[Data records]
· · ·
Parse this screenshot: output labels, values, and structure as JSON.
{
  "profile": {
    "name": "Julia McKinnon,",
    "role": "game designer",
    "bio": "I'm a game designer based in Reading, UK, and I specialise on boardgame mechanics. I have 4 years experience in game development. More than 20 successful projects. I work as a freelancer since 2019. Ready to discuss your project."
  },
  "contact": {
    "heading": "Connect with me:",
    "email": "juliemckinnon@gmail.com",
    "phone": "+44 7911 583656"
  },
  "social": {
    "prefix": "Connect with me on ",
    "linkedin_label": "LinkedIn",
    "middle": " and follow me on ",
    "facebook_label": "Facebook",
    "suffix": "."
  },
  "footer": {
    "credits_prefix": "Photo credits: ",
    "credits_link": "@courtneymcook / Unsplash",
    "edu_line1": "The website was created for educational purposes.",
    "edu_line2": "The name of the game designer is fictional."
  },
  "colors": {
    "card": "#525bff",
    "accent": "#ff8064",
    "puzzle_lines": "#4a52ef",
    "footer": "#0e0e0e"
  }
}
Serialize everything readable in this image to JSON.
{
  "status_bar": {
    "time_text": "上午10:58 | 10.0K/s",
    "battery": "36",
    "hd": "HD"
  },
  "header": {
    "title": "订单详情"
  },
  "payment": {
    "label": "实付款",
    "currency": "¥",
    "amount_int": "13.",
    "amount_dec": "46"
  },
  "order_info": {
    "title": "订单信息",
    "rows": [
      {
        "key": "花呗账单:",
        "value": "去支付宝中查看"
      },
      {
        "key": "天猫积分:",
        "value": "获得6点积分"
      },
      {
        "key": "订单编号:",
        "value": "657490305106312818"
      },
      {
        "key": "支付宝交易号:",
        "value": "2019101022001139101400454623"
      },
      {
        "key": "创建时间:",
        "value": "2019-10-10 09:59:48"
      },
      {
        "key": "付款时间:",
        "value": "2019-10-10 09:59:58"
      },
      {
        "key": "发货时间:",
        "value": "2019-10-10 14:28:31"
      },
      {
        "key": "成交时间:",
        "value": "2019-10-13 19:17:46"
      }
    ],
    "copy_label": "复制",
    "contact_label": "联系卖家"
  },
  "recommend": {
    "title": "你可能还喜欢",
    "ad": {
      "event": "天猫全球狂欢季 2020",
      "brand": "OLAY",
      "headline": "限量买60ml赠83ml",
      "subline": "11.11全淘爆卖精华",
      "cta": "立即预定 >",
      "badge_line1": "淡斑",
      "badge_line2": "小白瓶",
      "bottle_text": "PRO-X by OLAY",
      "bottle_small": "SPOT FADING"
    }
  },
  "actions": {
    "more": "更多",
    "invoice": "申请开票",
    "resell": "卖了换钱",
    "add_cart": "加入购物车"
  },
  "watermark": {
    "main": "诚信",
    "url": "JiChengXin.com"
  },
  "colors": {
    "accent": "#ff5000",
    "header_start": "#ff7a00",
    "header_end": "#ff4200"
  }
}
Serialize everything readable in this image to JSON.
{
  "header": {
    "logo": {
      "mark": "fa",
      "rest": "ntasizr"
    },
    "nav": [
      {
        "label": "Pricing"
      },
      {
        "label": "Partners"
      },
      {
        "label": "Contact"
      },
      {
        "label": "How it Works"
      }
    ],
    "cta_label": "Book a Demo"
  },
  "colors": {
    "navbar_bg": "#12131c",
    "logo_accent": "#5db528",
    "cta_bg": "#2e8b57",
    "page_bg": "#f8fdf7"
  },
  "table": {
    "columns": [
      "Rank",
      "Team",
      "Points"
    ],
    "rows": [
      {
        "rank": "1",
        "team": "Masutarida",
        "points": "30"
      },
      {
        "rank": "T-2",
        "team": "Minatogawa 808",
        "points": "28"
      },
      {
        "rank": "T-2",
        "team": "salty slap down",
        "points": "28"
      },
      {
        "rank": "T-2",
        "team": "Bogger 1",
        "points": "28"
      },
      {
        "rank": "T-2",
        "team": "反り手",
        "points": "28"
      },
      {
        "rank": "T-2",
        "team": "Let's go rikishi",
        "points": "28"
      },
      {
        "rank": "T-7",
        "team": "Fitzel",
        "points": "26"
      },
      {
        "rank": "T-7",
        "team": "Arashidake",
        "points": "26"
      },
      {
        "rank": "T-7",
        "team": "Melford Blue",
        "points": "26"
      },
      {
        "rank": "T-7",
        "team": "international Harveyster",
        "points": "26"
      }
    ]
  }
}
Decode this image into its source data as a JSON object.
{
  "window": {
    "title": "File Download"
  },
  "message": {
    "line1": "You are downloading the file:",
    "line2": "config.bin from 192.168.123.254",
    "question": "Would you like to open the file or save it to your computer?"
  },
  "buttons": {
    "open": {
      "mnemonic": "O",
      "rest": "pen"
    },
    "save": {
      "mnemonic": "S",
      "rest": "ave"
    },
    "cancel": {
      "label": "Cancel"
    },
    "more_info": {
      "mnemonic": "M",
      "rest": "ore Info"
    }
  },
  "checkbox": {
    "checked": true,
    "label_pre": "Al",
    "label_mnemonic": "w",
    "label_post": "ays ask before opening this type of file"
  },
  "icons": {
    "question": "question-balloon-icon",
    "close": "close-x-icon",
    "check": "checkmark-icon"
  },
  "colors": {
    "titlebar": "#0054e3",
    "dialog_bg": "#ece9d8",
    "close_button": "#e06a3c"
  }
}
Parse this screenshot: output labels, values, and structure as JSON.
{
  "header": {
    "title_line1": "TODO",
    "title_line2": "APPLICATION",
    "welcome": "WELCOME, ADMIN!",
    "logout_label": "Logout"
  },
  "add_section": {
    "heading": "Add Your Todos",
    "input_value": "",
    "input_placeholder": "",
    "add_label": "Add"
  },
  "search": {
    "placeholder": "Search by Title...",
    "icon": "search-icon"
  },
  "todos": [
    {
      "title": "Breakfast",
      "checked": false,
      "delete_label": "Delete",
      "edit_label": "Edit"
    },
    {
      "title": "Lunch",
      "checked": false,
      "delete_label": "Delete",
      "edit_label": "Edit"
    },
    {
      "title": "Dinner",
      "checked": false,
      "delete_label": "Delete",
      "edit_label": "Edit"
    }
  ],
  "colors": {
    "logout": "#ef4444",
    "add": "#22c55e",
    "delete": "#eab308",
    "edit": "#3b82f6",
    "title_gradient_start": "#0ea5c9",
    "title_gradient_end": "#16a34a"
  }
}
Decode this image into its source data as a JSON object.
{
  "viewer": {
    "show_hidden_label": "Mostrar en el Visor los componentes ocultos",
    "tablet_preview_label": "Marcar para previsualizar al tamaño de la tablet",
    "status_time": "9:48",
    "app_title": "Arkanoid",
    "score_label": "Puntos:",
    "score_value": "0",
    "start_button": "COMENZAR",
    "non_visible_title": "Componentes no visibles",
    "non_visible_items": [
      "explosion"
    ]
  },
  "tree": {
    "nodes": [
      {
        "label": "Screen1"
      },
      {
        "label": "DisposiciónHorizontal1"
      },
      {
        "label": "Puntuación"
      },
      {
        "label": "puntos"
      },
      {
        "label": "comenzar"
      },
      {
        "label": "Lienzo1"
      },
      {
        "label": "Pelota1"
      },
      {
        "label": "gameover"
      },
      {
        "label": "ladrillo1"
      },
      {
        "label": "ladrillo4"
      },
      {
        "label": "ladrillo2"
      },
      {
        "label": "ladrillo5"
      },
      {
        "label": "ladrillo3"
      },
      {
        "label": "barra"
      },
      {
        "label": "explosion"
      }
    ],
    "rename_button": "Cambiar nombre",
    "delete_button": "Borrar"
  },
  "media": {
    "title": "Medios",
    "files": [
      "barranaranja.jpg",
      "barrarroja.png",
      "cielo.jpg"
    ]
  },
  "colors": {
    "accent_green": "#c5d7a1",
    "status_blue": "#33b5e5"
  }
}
· · ·
__JOB__.
Which lines in the data above contain "rest"? Show each one.

__CORRECT RESPONSE__.
      "rest": "ntasizr"
      "rest": "pen"
      "rest": "ave"
      "rest": "ore Info"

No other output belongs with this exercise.